Goal of the exercise
Pull every line containing "promedio" from the entries.

□ □ □ □ □

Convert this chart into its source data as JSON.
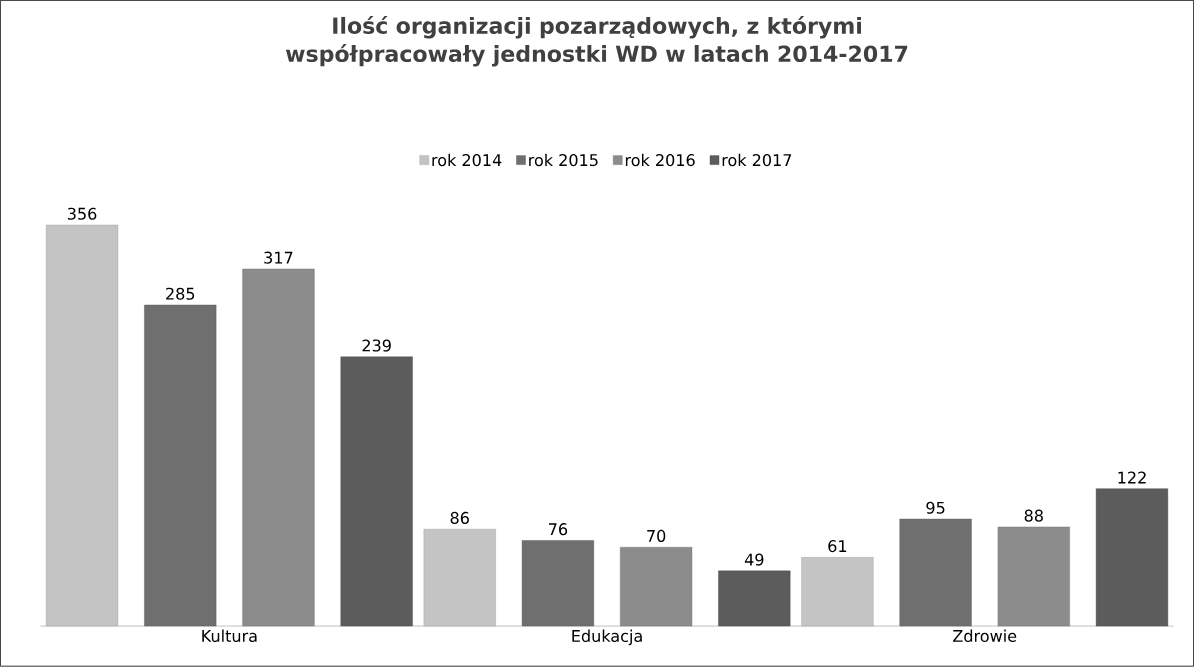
{
  "chart_data": {
    "type": "bar",
    "title": "Ilość organizacji pozarządowych, z którymi współpracowały jednostki WD w latach 2014-2017",
    "categories": [
      "Kultura",
      "Edukacja",
      "Zdrowie"
    ],
    "series": [
      {
        "name": "rok 2014",
        "color": "#c4c4c4",
        "values": [
          356,
          86,
          61
        ]
      },
      {
        "name": "rok 2015",
        "color": "#6f6f6f",
        "values": [
          285,
          76,
          95
        ]
      },
      {
        "name": "rok 2016",
        "color": "#8c8c8c",
        "values": [
          317,
          70,
          88
        ]
      },
      {
        "name": "rok 2017",
        "color": "#5c5c5c",
        "values": [
          239,
          49,
          122
        ]
      }
    ],
    "data_labels": true,
    "legend": "top"
  }
}
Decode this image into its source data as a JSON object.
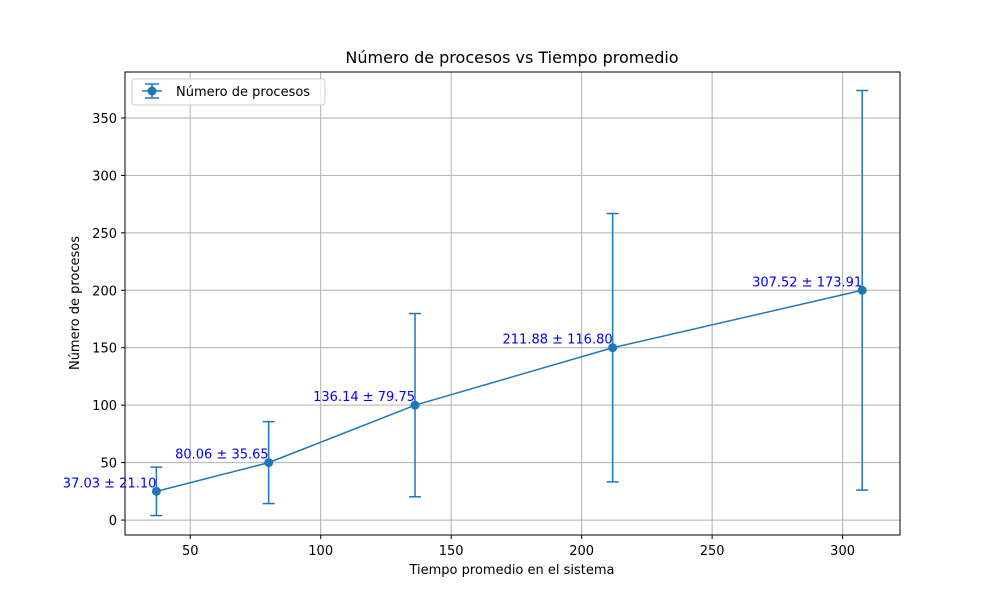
{
  "chart_data": {
    "type": "line",
    "title": "Número de procesos vs Tiempo promedio",
    "xlabel": "Tiempo promedio en el sistema",
    "ylabel": "Número de procesos",
    "xlim": [
      25,
      322
    ],
    "ylim": [
      -13,
      390
    ],
    "xticks": [
      50,
      100,
      150,
      200,
      250,
      300
    ],
    "yticks": [
      0,
      50,
      100,
      150,
      200,
      250,
      300,
      350
    ],
    "grid": true,
    "legend_position": "top-left",
    "colors": {
      "series": "#1f77b4",
      "annotation": "#0000ff",
      "grid": "#b0b0b0"
    },
    "series": [
      {
        "name": "Número de procesos",
        "x": [
          37.03,
          80.06,
          136.14,
          211.88,
          307.52
        ],
        "y": [
          25,
          50,
          100,
          150,
          200
        ],
        "yerr": [
          21.1,
          35.65,
          79.75,
          116.8,
          173.91
        ],
        "labels": [
          "37.03 ± 21.10",
          "80.06 ± 35.65",
          "136.14 ± 79.75",
          "211.88 ± 116.80",
          "307.52 ± 173.91"
        ]
      }
    ]
  }
}
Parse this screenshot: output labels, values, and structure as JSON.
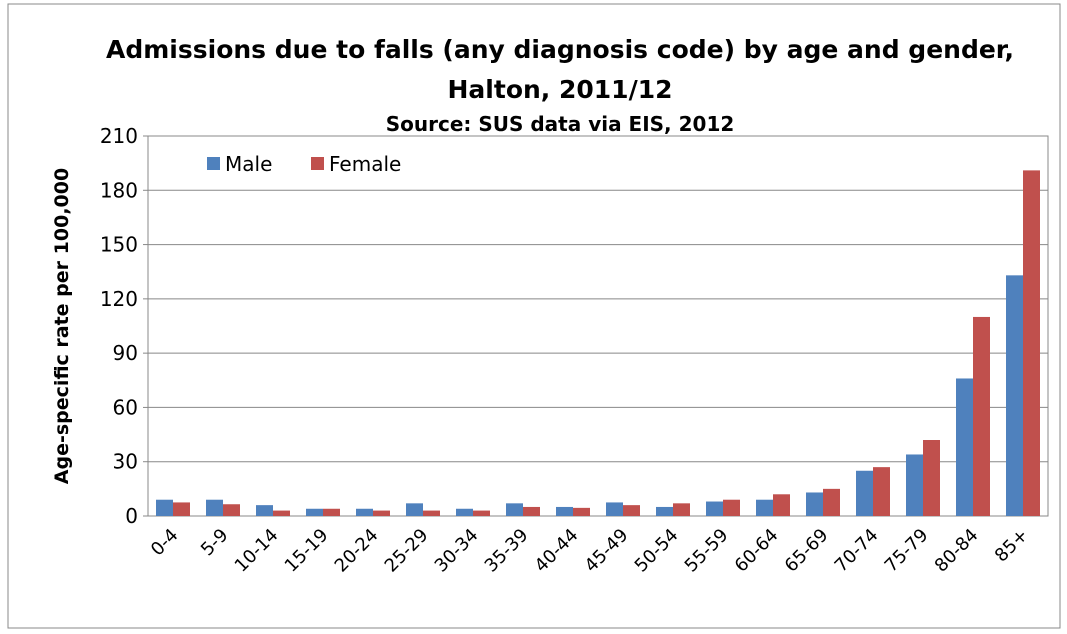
{
  "chart_data": {
    "type": "bar",
    "title": "Admissions due to falls (any diagnosis code) by age and gender,",
    "subtitle": "Halton, 2011/12",
    "source": "Source: SUS data via EIS, 2012",
    "y_label": "Age-specific rate per 100,000",
    "categories": [
      "0-4",
      "5-9",
      "10-14",
      "15-19",
      "20-24",
      "25-29",
      "30-34",
      "35-39",
      "40-44",
      "45-49",
      "50-54",
      "55-59",
      "60-64",
      "65-69",
      "70-74",
      "75-79",
      "80-84",
      "85+"
    ],
    "series": [
      {
        "name": "Male",
        "color": "#4f81bd",
        "values": [
          9,
          9,
          6,
          4,
          4,
          7,
          4,
          7,
          5,
          7.5,
          5,
          8,
          9,
          13,
          25,
          34,
          76,
          133
        ]
      },
      {
        "name": "Female",
        "color": "#c0504d",
        "values": [
          7.5,
          6.5,
          3,
          4,
          3,
          3,
          3,
          5,
          4.5,
          6,
          7,
          9,
          12,
          15,
          27,
          42,
          110,
          191
        ]
      }
    ],
    "ylim": [
      0,
      210
    ],
    "yticks": [
      0,
      30,
      60,
      90,
      120,
      150,
      180,
      210
    ],
    "grid": true,
    "legend": "top-left"
  }
}
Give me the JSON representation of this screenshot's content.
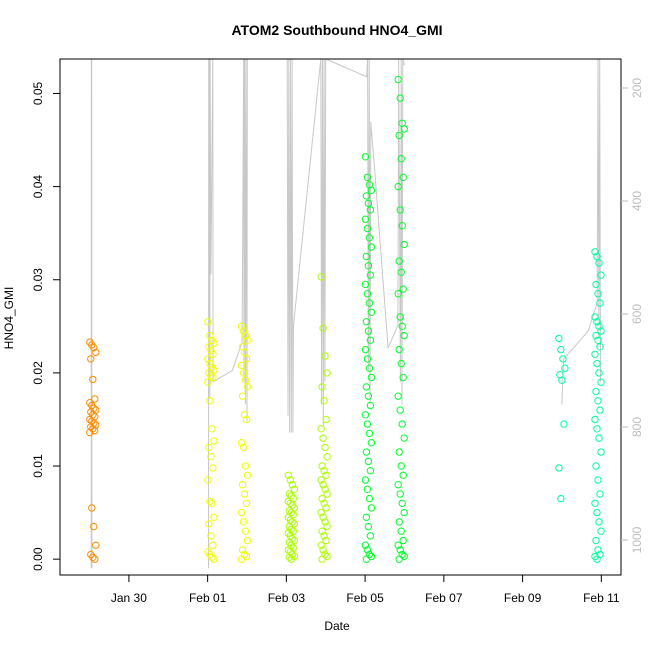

□ □ □ □ □

Exercise solution
    "title": "Número de procesos vs Tiempo promedio",
    "xlabel": "Tiempo promedio en el sistema",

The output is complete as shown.